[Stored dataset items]
»»
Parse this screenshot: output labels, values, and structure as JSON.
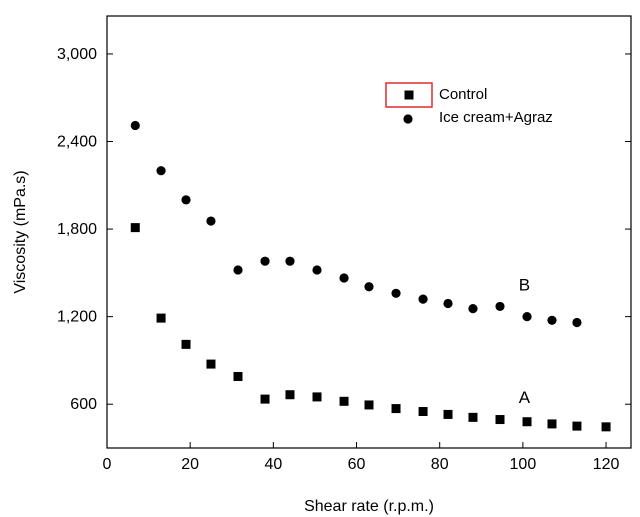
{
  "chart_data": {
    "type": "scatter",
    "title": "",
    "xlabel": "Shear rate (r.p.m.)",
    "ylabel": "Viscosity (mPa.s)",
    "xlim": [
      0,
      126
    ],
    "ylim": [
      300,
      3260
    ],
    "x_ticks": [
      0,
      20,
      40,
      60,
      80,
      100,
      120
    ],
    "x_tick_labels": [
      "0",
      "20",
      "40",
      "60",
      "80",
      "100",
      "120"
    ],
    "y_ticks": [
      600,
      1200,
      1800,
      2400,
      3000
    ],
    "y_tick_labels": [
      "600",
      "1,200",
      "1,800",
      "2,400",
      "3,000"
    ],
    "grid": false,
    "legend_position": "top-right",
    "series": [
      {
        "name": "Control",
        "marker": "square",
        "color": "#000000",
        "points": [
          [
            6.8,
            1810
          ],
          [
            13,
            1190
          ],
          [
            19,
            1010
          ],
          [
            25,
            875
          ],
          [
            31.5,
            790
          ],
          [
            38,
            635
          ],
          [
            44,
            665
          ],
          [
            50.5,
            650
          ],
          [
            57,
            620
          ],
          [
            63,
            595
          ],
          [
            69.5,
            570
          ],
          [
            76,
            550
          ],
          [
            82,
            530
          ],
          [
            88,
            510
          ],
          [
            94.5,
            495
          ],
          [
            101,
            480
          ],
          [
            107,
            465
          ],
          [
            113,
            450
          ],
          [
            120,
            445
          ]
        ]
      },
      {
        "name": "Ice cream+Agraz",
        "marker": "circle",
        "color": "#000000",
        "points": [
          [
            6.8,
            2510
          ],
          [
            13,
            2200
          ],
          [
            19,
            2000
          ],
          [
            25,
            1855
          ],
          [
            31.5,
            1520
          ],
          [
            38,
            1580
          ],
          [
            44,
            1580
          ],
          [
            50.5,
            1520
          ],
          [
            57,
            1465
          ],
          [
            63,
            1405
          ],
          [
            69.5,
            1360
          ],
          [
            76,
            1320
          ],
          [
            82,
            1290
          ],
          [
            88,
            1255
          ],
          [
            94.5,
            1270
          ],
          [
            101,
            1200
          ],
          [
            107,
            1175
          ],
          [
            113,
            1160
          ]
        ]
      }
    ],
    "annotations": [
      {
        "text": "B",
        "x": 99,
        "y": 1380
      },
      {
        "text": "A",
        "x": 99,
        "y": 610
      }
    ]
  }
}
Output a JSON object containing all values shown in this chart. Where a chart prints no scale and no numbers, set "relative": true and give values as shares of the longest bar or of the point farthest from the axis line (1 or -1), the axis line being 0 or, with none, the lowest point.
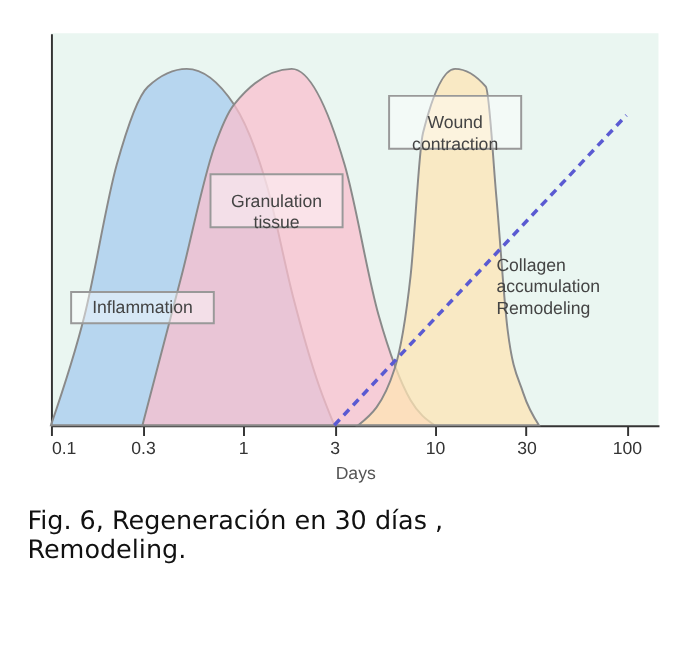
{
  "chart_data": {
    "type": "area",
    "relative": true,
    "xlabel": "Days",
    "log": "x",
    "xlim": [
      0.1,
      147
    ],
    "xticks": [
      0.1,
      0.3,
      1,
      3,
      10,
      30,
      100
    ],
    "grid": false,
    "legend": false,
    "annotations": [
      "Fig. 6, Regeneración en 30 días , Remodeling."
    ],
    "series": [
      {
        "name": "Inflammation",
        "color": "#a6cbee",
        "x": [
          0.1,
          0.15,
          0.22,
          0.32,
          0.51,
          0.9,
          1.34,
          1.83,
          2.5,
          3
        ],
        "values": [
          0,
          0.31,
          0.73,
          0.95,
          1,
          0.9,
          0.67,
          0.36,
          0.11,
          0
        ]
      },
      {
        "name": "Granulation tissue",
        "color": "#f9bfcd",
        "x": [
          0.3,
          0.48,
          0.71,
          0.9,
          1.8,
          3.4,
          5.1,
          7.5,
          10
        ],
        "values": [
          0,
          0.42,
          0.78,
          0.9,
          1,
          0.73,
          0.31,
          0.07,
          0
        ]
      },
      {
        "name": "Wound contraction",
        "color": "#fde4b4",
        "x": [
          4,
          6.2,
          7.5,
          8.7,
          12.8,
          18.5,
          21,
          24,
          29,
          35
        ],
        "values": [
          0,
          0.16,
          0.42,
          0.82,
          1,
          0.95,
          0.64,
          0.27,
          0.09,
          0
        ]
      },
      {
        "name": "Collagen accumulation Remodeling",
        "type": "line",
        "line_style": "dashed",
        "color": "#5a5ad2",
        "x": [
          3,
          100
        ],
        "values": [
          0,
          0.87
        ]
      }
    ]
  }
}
««
The records above are to be quoted exactly, with all pictures left out.

▶ **Final result**
Parse this screenshot: output labels, values, and structure as JSON.
{
  "chart_data": {
    "type": "scatter",
    "title": "",
    "xlabel": "Shear rate (r.p.m.)",
    "ylabel": "Viscosity (mPa.s)",
    "xlim": [
      0,
      126
    ],
    "ylim": [
      300,
      3260
    ],
    "x_ticks": [
      0,
      20,
      40,
      60,
      80,
      100,
      120
    ],
    "x_tick_labels": [
      "0",
      "20",
      "40",
      "60",
      "80",
      "100",
      "120"
    ],
    "y_ticks": [
      600,
      1200,
      1800,
      2400,
      3000
    ],
    "y_tick_labels": [
      "600",
      "1,200",
      "1,800",
      "2,400",
      "3,000"
    ],
    "grid": false,
    "legend_position": "top-right",
    "series": [
      {
        "name": "Control",
        "marker": "square",
        "color": "#000000",
        "points": [
          [
            6.8,
            1810
          ],
          [
            13,
            1190
          ],
          [
            19,
            1010
          ],
          [
            25,
            875
          ],
          [
            31.5,
            790
          ],
          [
            38,
            635
          ],
          [
            44,
            665
          ],
          [
            50.5,
            650
          ],
          [
            57,
            620
          ],
          [
            63,
            595
          ],
          [
            69.5,
            570
          ],
          [
            76,
            550
          ],
          [
            82,
            530
          ],
          [
            88,
            510
          ],
          [
            94.5,
            495
          ],
          [
            101,
            480
          ],
          [
            107,
            465
          ],
          [
            113,
            450
          ],
          [
            120,
            445
          ]
        ]
      },
      {
        "name": "Ice cream+Agraz",
        "marker": "circle",
        "color": "#000000",
        "points": [
          [
            6.8,
            2510
          ],
          [
            13,
            2200
          ],
          [
            19,
            2000
          ],
          [
            25,
            1855
          ],
          [
            31.5,
            1520
          ],
          [
            38,
            1580
          ],
          [
            44,
            1580
          ],
          [
            50.5,
            1520
          ],
          [
            57,
            1465
          ],
          [
            63,
            1405
          ],
          [
            69.5,
            1360
          ],
          [
            76,
            1320
          ],
          [
            82,
            1290
          ],
          [
            88,
            1255
          ],
          [
            94.5,
            1270
          ],
          [
            101,
            1200
          ],
          [
            107,
            1175
          ],
          [
            113,
            1160
          ]
        ]
      }
    ],
    "annotations": [
      {
        "text": "B",
        "x": 99,
        "y": 1380
      },
      {
        "text": "A",
        "x": 99,
        "y": 610
      }
    ]
  }
}
Output a JSON object containing all values shown in this chart. Where a chart prints no scale and no numbers, set "relative": true and give values as shares of the longest bar or of the point farthest from the axis line (1 or -1), the axis line being 0 or, with none, the lowest point.
{
  "chart_data": {
    "type": "area",
    "relative": true,
    "xlabel": "Days",
    "log": "x",
    "xlim": [
      0.1,
      147
    ],
    "xticks": [
      0.1,
      0.3,
      1,
      3,
      10,
      30,
      100
    ],
    "grid": false,
    "legend": false,
    "annotations": [
      "Fig. 6, Regeneración en 30 días , Remodeling."
    ],
    "series": [
      {
        "name": "Inflammation",
        "color": "#a6cbee",
        "x": [
          0.1,
          0.15,
          0.22,
          0.32,
          0.51,
          0.9,
          1.34,
          1.83,
          2.5,
          3
        ],
        "values": [
          0,
          0.31,
          0.73,
          0.95,
          1,
          0.9,
          0.67,
          0.36,
          0.11,
          0
        ]
      },
      {
        "name": "Granulation tissue",
        "color": "#f9bfcd",
        "x": [
          0.3,
          0.48,
          0.71,
          0.9,
          1.8,
          3.4,
          5.1,
          7.5,
          10
        ],
        "values": [
          0,
          0.42,
          0.78,
          0.9,
          1,
          0.73,
          0.31,
          0.07,
          0
        ]
      },
      {
        "name": "Wound contraction",
        "color": "#fde4b4",
        "x": [
          4,
          6.2,
          7.5,
          8.7,
          12.8,
          18.5,
          21,
          24,
          29,
          35
        ],
        "values": [
          0,
          0.16,
          0.42,
          0.82,
          1,
          0.95,
          0.64,
          0.27,
          0.09,
          0
        ]
      },
      {
        "name": "Collagen accumulation Remodeling",
        "type": "line",
        "line_style": "dashed",
        "color": "#5a5ad2",
        "x": [
          3,
          100
        ],
        "values": [
          0,
          0.87
        ]
      }
    ]
  }
}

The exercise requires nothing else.